■ Required work
Scan the entries for the string "chevron" and give the number of lines that have it, nothing further.

■ Dataset rows
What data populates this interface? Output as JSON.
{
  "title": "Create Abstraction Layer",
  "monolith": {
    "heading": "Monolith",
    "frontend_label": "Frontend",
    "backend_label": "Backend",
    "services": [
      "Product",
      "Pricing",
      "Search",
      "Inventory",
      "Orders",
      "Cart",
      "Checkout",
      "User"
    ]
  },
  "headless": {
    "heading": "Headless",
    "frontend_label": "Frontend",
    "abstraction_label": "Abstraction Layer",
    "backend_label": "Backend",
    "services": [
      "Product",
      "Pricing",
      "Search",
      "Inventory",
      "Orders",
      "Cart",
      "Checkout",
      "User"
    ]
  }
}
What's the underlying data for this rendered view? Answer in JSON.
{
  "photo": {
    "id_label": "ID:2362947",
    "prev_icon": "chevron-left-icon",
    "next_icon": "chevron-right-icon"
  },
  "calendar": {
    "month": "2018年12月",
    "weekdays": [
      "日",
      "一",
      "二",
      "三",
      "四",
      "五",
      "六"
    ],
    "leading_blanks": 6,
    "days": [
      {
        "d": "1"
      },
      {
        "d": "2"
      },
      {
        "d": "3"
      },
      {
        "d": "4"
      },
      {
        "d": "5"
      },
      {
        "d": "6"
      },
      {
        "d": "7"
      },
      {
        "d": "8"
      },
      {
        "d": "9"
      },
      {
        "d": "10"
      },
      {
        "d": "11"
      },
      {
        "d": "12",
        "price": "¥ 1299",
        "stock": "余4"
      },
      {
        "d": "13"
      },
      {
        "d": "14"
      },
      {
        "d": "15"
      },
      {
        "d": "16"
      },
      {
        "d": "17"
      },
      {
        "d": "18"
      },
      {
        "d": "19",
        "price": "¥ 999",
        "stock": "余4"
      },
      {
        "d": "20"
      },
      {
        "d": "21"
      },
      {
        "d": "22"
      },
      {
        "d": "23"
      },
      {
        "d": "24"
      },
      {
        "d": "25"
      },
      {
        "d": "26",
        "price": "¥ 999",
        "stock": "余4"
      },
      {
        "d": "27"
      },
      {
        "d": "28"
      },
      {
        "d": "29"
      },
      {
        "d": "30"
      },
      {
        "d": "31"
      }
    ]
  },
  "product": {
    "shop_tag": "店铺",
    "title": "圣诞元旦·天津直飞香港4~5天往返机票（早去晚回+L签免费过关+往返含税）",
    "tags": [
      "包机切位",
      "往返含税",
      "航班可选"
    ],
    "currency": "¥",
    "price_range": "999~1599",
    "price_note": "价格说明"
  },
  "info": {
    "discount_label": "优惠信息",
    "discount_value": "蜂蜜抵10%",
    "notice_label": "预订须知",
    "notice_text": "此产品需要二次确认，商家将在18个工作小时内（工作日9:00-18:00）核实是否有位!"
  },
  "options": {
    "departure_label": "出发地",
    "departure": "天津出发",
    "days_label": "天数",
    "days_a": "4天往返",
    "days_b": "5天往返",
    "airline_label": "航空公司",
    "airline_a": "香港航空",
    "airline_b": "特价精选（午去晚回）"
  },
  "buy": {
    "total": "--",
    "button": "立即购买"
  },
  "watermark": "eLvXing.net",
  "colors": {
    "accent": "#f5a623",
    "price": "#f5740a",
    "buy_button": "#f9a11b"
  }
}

■ Complete output
2